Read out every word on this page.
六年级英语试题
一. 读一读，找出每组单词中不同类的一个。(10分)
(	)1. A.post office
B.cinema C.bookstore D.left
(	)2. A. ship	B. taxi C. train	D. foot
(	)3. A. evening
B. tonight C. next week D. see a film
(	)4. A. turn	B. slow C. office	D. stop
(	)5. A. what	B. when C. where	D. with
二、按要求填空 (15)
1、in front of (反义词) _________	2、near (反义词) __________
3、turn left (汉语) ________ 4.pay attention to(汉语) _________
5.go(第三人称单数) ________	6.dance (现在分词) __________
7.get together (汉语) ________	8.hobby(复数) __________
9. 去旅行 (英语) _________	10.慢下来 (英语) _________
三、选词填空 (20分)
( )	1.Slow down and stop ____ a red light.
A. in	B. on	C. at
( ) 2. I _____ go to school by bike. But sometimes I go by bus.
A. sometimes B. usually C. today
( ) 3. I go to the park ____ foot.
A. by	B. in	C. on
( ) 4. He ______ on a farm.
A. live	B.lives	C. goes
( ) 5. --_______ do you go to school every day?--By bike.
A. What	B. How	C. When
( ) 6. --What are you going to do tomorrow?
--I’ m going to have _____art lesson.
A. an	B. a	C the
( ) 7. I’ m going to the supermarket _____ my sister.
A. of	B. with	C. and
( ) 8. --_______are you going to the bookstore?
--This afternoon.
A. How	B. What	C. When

- - -

■ WORK INSTRUCTIONS
Copy each record from above without leaving any out.

■ OUTPUT FOR THIS EXERCISE
Read out every word on this page.
六年级英语试题
一. 读一读，找出每组单词中不同类的一个。(10分)
(	)1. A.post office
B.cinema C.bookstore D.left
(	)2. A. ship	B. taxi C. train	D. foot
(	)3. A. evening
B. tonight C. next week D. see a film
(	)4. A. turn	B. slow C. office	D. stop
(	)5. A. what	B. when C. where	D. with
二、按要求填空 (15)
1、in front of (反义词) _________	2、near (反义词) __________
3、turn left (汉语) ________ 4.pay attention to(汉语) _________
5.go(第三人称单数) ________	6.dance (现在分词) __________
7.get together (汉语) ________	8.hobby(复数) __________
9. 去旅行 (英语) _________	10.慢下来 (英语) _________
三、选词填空 (20分)
( )	1.Slow down and stop ____ a red light.
A. in	B. on	C. at
( ) 2. I _____ go to school by bike. But sometimes I go by bus.
A. sometimes B. usually C. today
( ) 3. I go to the park ____ foot.
A. by	B. in	C. on
( ) 4. He ______ on a farm.
A. live	B.lives	C. goes
( ) 5. --_______ do you go to school every day?--By bike.
A. What	B. How	C. When
( ) 6. --What are you going to do tomorrow?
--I’ m going to have _____art lesson.
A. an	B. a	C the
( ) 7. I’ m going to the supermarket _____ my sister.
A. of	B. with	C. and
( ) 8. --_______are you going to the bookstore?
--This afternoon.
A. How	B. What	C. When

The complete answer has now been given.